Mountains of soiled disposable diapers are rapidly building in towns across the country, posing a headache to health officials in management of solid waste.
Traditionally, disposable diapers were used for convenience when traveling but they have now replaced washable cloth diapers because of their perceived advantages.
However the increased use of disposable diapers in Kenya is placing a heavy load on already strained waste management sectors with environmentalists saying this is posing great danger than that caused by the banned plastic carrier bags.
The selling point for diapers even in television advertisements is their ability to hold waste for long hours without leaking, but the ‘point of uniqueness” is exactly the challenge the country is staring at in future.
In most dumpsites across the country, recycling of solid waste is manageable but diapers which are daily waste constituting a high percentage of the total waste -- have proved to be a challenge.
In some estates, diapers are a nuisance as they are discarded in the open and some being ravished by dogs causing even more danger.
Disposable diapers are made of synthetic materials which are designed to allow them absorb and retain urine and feaces for long hours without leaking.
ScienceDirect website explains that the absorbent layer contains a polymer material of sodium polycrylates which has a high capacity for bonding with fluids and effectively prevents degradability and/or flushability.
Diapers are disposed of by either burning or burying but that does not completely help in proper disposal as it takes between 400 and 1000 years to break down completely.
Ali Mwanzei, deputy director in charge of field operations at the National Environment Management Authority (Nema) said as much as it is a challenge to the agency as well, poor management of municipal waste makes the situation worse.
“There is no outright solution to diaper menace as at now and neither do we have a lesser pollutant alternative but if there is clear way of putting them together, we would then be open on how to deal with them.”
The environment expert said that the innermost material, which absorbs the waste needs temperatures of up to 800 degrees to burn completely and that can only be achieved by using high standard incinerators which is an expensive investment across the 47 counties.
“It is a national and global menace and stakeholders input would be required. I would suggest that the county governments team up and invest on large scale incinerators for particular regions,” said the environmentalist.
He noted that poor organisation of municipal waste deteriorates the situation.
At Nanyuki dumpsite, an environment crusader Francis Thuti said he recycles most of the solid waste but disposable diapers have been a challenge for the waste handlers.
Thuti said that he avoids burning of waste due to the greenhouse emissions adding that land-filling is no better option since the polymer does not degrade.

Extracted data ::

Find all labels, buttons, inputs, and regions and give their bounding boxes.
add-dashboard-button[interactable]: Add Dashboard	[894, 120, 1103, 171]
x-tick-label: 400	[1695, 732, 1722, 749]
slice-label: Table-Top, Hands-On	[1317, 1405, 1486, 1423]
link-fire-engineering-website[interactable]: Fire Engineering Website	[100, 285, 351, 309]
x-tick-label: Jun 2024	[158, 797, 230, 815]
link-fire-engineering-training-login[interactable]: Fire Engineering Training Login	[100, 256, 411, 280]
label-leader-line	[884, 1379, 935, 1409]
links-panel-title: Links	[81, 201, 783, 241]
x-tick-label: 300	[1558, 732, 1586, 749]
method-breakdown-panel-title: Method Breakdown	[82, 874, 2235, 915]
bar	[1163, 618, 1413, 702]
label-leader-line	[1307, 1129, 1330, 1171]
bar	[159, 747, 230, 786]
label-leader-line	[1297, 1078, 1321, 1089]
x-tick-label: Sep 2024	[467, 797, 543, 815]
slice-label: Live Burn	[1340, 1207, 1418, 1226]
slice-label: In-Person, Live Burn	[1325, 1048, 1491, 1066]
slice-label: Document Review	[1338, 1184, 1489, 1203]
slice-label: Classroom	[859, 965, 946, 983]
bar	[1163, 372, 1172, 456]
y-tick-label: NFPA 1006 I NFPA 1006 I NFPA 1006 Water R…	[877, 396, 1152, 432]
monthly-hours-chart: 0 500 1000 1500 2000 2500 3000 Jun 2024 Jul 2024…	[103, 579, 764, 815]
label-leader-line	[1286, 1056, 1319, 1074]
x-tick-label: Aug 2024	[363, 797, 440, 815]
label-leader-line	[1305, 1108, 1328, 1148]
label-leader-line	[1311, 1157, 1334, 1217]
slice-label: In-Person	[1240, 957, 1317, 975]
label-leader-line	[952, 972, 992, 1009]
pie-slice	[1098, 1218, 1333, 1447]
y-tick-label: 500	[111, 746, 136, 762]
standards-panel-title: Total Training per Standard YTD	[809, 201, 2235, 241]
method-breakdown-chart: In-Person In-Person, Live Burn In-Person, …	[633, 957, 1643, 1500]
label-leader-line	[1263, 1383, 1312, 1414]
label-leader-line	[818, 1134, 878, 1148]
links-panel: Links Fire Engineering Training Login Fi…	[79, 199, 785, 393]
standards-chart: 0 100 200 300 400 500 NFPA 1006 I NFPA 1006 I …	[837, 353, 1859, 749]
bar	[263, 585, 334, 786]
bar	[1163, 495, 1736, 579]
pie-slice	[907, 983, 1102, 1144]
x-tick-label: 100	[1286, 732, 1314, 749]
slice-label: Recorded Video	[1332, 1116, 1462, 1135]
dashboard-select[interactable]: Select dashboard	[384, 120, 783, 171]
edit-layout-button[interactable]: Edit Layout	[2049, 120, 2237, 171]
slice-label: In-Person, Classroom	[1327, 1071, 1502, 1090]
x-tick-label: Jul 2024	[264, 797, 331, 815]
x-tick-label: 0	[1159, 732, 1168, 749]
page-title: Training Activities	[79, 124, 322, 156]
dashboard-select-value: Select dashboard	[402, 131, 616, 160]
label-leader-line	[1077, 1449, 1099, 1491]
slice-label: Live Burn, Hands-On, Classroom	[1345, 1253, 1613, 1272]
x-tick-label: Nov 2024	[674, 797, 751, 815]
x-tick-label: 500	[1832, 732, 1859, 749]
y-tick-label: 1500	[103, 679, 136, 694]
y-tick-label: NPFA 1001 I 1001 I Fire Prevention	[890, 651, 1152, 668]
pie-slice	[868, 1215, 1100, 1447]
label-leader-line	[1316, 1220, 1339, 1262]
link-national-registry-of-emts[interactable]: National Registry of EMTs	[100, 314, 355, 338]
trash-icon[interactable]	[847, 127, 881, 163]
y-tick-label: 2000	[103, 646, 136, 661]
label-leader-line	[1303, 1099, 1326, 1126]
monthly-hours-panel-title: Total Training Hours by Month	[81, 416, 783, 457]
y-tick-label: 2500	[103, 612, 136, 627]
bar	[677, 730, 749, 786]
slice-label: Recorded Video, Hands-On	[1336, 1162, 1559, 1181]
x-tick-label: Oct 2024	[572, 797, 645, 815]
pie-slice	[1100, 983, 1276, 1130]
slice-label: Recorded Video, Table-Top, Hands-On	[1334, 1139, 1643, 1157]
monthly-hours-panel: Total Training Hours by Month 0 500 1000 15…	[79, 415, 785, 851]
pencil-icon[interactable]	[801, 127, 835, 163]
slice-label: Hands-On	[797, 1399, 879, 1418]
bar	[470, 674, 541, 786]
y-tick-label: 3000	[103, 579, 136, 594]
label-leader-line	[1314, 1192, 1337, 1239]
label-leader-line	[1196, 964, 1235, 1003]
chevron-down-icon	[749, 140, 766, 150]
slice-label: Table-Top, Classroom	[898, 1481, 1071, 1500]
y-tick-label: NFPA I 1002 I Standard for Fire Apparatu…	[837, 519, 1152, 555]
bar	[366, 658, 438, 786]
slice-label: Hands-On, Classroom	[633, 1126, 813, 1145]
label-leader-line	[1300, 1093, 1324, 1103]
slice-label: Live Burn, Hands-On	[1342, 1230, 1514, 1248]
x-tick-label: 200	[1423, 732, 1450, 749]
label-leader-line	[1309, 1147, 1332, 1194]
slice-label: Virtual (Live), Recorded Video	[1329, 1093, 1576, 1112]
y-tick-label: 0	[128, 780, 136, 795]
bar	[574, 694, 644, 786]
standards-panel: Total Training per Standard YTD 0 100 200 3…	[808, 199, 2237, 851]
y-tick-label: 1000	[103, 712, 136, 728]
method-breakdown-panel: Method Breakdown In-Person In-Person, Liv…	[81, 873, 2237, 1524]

What the task requires ::
Pick up the article on disposable diaper waste in Kenya after its last sentence and carry it on.

Expected answer ::
“We have a solution in recycling every other solid waste that finds its way here but the diapers are such a big challenge. It is also a concern on health for those of us handling waste,” Thuti said.
He estimated that in every garbage truck taking waste to the site, there are more than 50kg of disposable diapers.
“We have managed to reclaim measurable section of the 114 acres by recycling all solid waste and making compost manure using the biodegradable waste.
“There are diapers that have been buried here for more than ten years and have never degraded,” he added.
Most of the diapers dumped in huge amounts at the site are from hospitals, hotels, schools, babycare centres and individual homes.
“Street children are the most exposed because they open garbage bags looking for food yet the soiled diapers are in there.
“They do not understand the health risks they are exposing themselves to,” Thuti said.
He suggested a national conversation involving all stakeholders to seek scientific ways of dealing with the diapers.
Kenya Bureau of Standards which is mandated to promote standardisation in the industry says that any diaper manufacturer should ensure that the absorbent filler material is able to absorb fluids.
The agency’s managing director Bernard Njiraini admitted that diapers pollution is a challenge, noting that they do not have standard provision on their disposal.
“I agree we have a challenge with diapers because we do not concentrate on their disposal and decomposition. Our role ends at the ensuring their ability to absorb without leaking,” Njiraini said.
The MD disclosed that they are in a discussion with Nema over the diaper pollution.
Joyce Wanjiku, the founder of Purity Elderly Care Foundation in Nyeri noted that the use of diapers by the elderly is also on the rise.
Wanjiku, whose organisation deals with the welfare of the neglected elderly people said she currently has 17 women who are on disposable diapers due to various health conditions related with old age.